* **GIVEN ENTRIES**:
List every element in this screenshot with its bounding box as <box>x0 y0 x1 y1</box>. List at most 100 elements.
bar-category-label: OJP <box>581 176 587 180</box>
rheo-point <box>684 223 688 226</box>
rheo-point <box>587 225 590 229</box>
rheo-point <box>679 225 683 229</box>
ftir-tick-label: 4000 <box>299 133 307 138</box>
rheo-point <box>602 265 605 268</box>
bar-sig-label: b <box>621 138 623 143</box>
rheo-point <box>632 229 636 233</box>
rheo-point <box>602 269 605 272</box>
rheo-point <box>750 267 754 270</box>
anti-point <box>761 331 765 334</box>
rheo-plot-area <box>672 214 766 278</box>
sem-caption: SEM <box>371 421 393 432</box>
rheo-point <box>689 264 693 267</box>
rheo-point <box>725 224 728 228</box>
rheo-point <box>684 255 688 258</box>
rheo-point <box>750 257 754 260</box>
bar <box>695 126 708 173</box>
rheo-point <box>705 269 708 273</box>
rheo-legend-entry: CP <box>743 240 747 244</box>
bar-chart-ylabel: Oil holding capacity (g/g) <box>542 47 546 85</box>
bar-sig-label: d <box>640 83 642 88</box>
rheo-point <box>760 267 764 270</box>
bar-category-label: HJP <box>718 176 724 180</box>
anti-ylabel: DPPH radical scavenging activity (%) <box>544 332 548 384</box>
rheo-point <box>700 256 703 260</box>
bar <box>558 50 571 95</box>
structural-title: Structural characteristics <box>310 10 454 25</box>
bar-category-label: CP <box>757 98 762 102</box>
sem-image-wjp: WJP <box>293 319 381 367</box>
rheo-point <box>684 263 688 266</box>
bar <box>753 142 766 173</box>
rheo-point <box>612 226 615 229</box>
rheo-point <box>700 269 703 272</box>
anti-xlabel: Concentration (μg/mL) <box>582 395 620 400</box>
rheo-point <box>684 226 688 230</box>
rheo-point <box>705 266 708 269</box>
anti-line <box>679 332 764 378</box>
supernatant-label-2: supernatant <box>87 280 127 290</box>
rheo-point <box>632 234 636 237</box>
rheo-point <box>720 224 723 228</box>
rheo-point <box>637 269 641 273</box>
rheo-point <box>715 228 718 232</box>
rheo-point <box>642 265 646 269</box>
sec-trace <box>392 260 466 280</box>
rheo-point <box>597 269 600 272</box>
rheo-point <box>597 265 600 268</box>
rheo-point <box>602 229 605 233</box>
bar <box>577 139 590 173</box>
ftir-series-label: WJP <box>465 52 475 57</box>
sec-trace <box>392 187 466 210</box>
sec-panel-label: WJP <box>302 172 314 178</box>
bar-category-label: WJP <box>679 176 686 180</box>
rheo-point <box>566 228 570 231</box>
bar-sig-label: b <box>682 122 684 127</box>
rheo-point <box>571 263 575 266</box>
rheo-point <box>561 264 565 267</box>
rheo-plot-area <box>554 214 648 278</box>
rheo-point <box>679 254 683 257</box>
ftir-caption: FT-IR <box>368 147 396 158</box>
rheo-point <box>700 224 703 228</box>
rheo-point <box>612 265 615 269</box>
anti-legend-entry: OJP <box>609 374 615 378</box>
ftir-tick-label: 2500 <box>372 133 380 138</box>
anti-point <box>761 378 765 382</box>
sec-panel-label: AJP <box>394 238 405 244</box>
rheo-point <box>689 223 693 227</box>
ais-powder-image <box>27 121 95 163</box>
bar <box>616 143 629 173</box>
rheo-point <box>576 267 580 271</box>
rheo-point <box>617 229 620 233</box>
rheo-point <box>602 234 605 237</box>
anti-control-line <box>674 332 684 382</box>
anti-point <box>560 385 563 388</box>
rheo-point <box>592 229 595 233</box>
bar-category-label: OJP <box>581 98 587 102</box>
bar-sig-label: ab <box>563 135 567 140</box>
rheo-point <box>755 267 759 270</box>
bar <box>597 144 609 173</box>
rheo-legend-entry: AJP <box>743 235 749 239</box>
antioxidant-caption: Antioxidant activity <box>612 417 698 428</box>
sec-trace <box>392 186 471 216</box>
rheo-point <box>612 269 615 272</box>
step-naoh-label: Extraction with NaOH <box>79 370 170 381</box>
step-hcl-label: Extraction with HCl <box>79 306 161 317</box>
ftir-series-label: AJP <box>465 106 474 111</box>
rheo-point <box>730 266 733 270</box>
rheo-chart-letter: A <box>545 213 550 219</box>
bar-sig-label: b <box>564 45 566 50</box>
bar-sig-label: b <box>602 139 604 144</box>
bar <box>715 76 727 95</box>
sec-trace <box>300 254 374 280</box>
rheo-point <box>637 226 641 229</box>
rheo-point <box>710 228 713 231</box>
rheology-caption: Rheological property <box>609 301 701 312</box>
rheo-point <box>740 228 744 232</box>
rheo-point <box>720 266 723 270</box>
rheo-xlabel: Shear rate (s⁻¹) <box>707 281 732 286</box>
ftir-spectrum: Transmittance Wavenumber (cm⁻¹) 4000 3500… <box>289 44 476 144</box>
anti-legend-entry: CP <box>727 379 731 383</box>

* **SHORT PROBLEM**: Gather every line of the data above that contains the string "series". Case counts, so match only that exact capitalization.

* **THE COMPLETED TASK**:
ftir-series-label: WJP <box>465 52 475 57</box>
ftir-series-label: AJP <box>465 106 474 111</box>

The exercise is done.